(Rows from a dataset)
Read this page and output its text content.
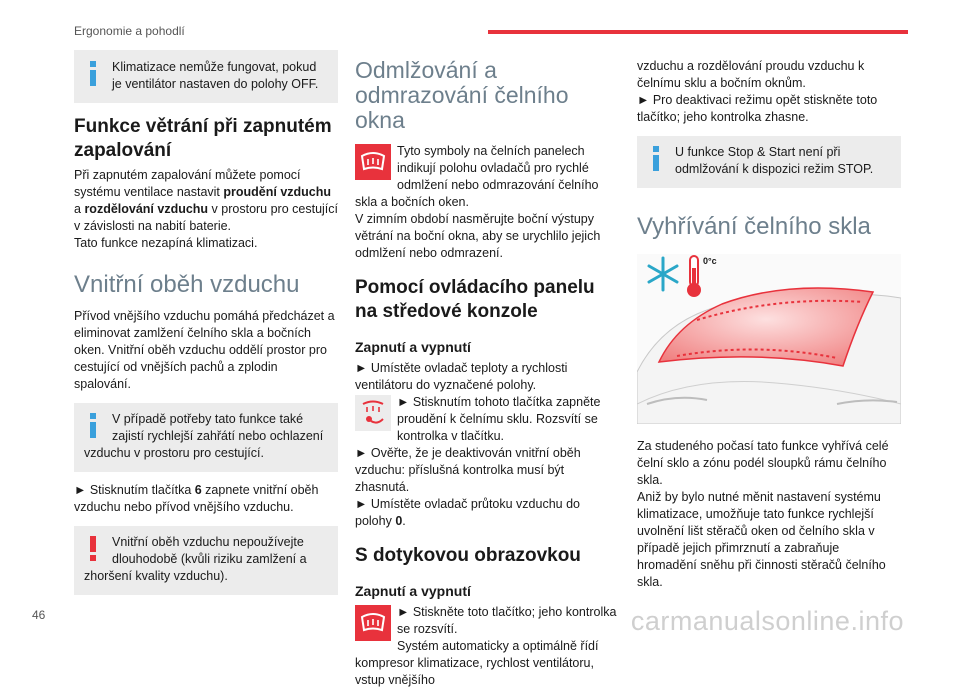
Ergonomie a pohodlí
Klimatizace nemůže fungovat, pokud je ventilátor nastaven do polohy OFF.
Funkce větrání při zapnutém zapalování

Při zapnutém zapalování můžete pomocí systému ventilace nastavit proudění vzduchu a rozdělování vzduchu v prostoru pro cestující v závislosti na nabití baterie.

Tato funkce nezapíná klimatizaci.

Vnitřní oběh vzduchu

Přívod vnějšího vzduchu pomáhá předcházet a eliminovat zamlžení čelního skla a bočních oken. Vnitřní oběh vzduchu oddělí prostor pro cestující od vnějších pachů a zplodin spalování.

V případě potřeby tato funkce také zajistí rychlejší zahřátí nebo ochlazení vzduchu v prostoru pro cestující.

► Stisknutím tlačítka 6 zapnete vnitřní oběh vzduchu nebo přívod vnějšího vzduchu.

Vnitřní oběh vzduchu nepoužívejte dlouhodobě (kvůli riziku zamlžení a zhoršení kvality vzduchu).
Odmlžování a odmrazování čelního okna

Tyto symboly na čelních panelech indikují polohu ovladačů pro rychlé odmlžení nebo odmrazování čelního skla a bočních oken.

V zimním období nasměrujte boční výstupy větrání na boční okna, aby se urychlilo jejich odmlžení nebo odmrazení.

Pomocí ovládacího panelu na středové konzole
Zapnutí a vypnutí

► Umístěte ovladač teploty a rychlosti ventilátoru do vyznačené polohy.

► Stisknutím tohoto tlačítka zapněte proudění k čelnímu sklu. Rozsvítí se kontrolka v tlačítku.

► Ověřte, že je deaktivován vnitřní oběh vzduchu: příslušná kontrolka musí být zhasnutá.

► Umístěte ovladač průtoku vzduchu do polohy 0.

S dotykovou obrazovkou
Zapnutí a vypnutí

► Stiskněte toto tlačítko; jeho kontrolka se rozsvítí.

Systém automaticky a optimálně řídí kompresor klimatizace, rychlost ventilátoru, vstup vnějšího

vzduchu a rozdělování proudu vzduchu k čelnímu sklu a bočním oknům.

► Pro deaktivaci režimu opět stiskněte toto tlačítko; jeho kontrolka zhasne.

U funkce Stop & Start není při odmlžování k dispozici režim STOP.
Vyhřívání čelního skla
0°c

Za studeného počasí tato funkce vyhřívá celé čelní sklo a zónu podél sloupků rámu čelního skla.

Aniž by bylo nutné měnit nastavení systému klimatizace, umožňuje tato funkce rychlejší uvolnění lišt stěračů oken od čelního skla v případě jejich přimrznutí a zabraňuje hromadění sněhu při činnosti stěračů čelního skla.

46	carmanualsonline.info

▶ _Instructions for the task_: Gather from the records above every line containing the string "odmrazování".

▶ _Answer to the problem_:
Odmlžování a odmrazování čelního okna
Tyto symboly na čelních panelech indikují polohu ovladačů pro rychlé odmlžení nebo odmrazování čelního skla a bočních oken.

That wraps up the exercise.